Collection entries
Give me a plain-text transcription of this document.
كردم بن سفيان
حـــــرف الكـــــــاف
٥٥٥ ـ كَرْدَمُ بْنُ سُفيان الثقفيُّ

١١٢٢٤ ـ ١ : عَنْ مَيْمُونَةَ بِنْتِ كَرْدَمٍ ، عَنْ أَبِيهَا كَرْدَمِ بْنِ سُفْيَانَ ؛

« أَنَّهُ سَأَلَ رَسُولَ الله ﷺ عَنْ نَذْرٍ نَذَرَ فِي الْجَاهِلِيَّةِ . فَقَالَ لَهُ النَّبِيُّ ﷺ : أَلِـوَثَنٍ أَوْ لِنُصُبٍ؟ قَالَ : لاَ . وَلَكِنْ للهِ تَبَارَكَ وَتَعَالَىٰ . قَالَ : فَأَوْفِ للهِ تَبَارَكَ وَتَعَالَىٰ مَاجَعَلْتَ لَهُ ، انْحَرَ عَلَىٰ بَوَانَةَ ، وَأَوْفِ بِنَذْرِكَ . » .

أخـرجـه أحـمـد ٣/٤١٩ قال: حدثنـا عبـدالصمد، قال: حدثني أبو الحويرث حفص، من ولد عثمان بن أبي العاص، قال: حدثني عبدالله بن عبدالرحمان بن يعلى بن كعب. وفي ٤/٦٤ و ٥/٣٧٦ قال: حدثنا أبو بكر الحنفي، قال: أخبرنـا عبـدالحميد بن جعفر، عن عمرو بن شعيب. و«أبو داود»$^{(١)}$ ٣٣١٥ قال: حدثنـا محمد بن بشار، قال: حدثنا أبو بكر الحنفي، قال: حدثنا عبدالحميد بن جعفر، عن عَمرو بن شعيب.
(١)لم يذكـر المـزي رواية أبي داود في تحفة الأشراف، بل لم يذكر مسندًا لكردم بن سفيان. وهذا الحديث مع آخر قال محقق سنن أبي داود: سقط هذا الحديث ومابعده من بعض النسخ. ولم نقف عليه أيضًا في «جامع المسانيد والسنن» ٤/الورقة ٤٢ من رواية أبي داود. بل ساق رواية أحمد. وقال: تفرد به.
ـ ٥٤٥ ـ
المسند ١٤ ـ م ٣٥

* _The request_: Output the entries exactly.

* _Exercise output_:
Give me a plain-text transcription of this document.
كردم بن سفيان
حـــــرف الكـــــــاف
٥٥٥ ـ كَرْدَمُ بْنُ سُفيان الثقفيُّ

١١٢٢٤ ـ ١ : عَنْ مَيْمُونَةَ بِنْتِ كَرْدَمٍ ، عَنْ أَبِيهَا كَرْدَمِ بْنِ سُفْيَانَ ؛

« أَنَّهُ سَأَلَ رَسُولَ الله ﷺ عَنْ نَذْرٍ نَذَرَ فِي الْجَاهِلِيَّةِ . فَقَالَ لَهُ النَّبِيُّ ﷺ : أَلِـوَثَنٍ أَوْ لِنُصُبٍ؟ قَالَ : لاَ . وَلَكِنْ للهِ تَبَارَكَ وَتَعَالَىٰ . قَالَ : فَأَوْفِ للهِ تَبَارَكَ وَتَعَالَىٰ مَاجَعَلْتَ لَهُ ، انْحَرَ عَلَىٰ بَوَانَةَ ، وَأَوْفِ بِنَذْرِكَ . » .

أخـرجـه أحـمـد ٣/٤١٩ قال: حدثنـا عبـدالصمد، قال: حدثني أبو الحويرث حفص، من ولد عثمان بن أبي العاص، قال: حدثني عبدالله بن عبدالرحمان بن يعلى بن كعب. وفي ٤/٦٤ و ٥/٣٧٦ قال: حدثنا أبو بكر الحنفي، قال: أخبرنـا عبـدالحميد بن جعفر، عن عمرو بن شعيب. و«أبو داود»$^{(١)}$ ٣٣١٥ قال: حدثنـا محمد بن بشار، قال: حدثنا أبو بكر الحنفي، قال: حدثنا عبدالحميد بن جعفر، عن عَمرو بن شعيب.
(١)لم يذكـر المـزي رواية أبي داود في تحفة الأشراف، بل لم يذكر مسندًا لكردم بن سفيان. وهذا الحديث مع آخر قال محقق سنن أبي داود: سقط هذا الحديث ومابعده من بعض النسخ. ولم نقف عليه أيضًا في «جامع المسانيد والسنن» ٤/الورقة ٤٢ من رواية أبي داود. بل ساق رواية أحمد. وقال: تفرد به.
ـ ٥٤٥ ـ
المسند ١٤ ـ م ٣٥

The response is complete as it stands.